* _Work order_: Copy each line below in which the word "Multiple" occurs.

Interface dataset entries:
* * *

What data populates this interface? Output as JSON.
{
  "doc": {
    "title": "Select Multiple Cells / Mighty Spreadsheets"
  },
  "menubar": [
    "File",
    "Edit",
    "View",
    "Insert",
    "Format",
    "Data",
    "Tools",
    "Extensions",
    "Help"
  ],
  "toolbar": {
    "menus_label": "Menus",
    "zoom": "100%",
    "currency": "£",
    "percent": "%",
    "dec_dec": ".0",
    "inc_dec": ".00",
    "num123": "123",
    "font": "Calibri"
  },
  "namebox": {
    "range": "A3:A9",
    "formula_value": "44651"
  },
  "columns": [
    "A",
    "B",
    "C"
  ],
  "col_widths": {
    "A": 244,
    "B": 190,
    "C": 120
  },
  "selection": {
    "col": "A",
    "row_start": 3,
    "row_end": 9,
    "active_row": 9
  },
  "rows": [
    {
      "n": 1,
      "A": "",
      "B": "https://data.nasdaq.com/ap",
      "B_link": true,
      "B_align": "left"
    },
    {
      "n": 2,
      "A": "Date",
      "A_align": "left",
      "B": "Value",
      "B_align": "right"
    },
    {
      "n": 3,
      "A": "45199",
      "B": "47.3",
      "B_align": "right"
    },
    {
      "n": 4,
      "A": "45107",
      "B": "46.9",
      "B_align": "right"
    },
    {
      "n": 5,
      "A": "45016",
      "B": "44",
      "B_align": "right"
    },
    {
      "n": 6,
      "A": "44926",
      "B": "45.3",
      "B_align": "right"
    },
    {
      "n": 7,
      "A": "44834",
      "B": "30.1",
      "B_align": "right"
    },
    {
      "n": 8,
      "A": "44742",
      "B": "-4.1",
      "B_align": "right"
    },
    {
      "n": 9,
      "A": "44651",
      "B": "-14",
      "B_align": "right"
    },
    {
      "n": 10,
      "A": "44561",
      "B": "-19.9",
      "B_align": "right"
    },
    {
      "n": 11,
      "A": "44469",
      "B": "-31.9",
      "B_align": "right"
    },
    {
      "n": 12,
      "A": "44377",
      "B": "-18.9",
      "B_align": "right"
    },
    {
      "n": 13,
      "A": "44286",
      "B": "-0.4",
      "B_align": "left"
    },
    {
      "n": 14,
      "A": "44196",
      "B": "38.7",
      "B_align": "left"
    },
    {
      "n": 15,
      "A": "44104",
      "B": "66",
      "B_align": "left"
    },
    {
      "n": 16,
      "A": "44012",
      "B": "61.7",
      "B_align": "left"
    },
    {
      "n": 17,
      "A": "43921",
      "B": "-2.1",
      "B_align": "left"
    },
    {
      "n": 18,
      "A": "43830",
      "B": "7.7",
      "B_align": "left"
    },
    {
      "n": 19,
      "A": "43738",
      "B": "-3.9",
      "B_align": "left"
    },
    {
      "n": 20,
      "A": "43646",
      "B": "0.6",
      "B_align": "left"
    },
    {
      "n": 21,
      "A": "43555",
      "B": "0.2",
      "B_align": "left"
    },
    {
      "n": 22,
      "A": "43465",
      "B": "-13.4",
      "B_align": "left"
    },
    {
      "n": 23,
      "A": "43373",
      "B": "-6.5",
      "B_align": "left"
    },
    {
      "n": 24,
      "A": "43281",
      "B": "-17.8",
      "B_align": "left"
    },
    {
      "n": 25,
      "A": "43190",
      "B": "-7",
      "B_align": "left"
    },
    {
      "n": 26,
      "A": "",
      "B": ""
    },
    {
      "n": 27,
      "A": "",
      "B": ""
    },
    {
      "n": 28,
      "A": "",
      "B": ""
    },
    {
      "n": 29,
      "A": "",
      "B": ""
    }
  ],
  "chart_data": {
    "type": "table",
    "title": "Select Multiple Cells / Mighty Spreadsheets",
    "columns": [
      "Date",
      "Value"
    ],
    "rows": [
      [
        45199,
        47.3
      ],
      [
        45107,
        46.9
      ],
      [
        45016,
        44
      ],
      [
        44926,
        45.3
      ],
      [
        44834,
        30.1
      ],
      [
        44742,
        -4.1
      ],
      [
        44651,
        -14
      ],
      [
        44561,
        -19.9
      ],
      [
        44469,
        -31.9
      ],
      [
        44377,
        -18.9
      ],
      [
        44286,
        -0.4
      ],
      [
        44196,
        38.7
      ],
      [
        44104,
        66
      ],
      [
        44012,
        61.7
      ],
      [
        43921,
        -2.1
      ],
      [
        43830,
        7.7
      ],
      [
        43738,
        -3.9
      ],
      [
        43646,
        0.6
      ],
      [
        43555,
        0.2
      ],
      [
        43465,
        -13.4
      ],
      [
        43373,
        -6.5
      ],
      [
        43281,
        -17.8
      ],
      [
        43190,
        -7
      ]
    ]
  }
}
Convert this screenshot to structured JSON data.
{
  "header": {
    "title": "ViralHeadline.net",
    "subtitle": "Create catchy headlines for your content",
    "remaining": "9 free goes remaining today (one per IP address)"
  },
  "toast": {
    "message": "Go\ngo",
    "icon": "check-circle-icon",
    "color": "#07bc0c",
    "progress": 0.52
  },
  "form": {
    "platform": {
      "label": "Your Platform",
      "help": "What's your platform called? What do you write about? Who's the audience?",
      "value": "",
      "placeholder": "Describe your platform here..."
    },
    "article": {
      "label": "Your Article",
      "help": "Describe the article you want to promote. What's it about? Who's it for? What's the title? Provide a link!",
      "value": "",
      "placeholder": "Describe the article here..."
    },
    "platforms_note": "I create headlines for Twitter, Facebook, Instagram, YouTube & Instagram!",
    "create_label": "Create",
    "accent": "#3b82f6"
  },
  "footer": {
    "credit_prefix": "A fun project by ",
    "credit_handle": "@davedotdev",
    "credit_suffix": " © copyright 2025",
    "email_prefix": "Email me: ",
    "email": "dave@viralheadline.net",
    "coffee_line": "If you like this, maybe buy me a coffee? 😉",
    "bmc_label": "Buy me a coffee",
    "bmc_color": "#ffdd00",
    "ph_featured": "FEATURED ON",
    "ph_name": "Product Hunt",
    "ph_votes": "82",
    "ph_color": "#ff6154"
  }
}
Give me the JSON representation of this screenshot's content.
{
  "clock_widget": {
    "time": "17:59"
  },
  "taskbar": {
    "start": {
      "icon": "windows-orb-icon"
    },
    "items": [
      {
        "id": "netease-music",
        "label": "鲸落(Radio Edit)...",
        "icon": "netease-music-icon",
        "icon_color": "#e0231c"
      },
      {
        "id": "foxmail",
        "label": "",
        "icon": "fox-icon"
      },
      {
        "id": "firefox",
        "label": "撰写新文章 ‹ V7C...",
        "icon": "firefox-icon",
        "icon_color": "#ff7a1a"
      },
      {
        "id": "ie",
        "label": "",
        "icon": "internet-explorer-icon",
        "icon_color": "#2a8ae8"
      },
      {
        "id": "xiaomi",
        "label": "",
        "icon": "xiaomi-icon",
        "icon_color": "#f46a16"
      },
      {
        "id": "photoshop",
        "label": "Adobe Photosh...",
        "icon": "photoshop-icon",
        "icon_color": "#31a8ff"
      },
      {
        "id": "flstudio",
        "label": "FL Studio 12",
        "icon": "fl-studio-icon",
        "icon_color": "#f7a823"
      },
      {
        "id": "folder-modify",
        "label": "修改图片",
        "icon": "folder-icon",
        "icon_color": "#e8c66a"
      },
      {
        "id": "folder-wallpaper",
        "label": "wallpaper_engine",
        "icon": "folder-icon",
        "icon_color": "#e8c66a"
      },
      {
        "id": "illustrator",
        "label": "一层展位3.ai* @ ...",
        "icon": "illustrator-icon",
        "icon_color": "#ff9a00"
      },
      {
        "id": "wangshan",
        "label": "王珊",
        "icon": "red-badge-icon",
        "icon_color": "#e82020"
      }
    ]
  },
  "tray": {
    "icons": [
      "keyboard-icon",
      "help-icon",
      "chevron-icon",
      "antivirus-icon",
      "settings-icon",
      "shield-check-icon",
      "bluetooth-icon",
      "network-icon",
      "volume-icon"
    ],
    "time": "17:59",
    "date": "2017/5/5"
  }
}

* * *

* _Exercise result_:
    "title": "Select Multiple Cells / Mighty Spreadsheets"
    "title": "Select Multiple Cells / Mighty Spreadsheets",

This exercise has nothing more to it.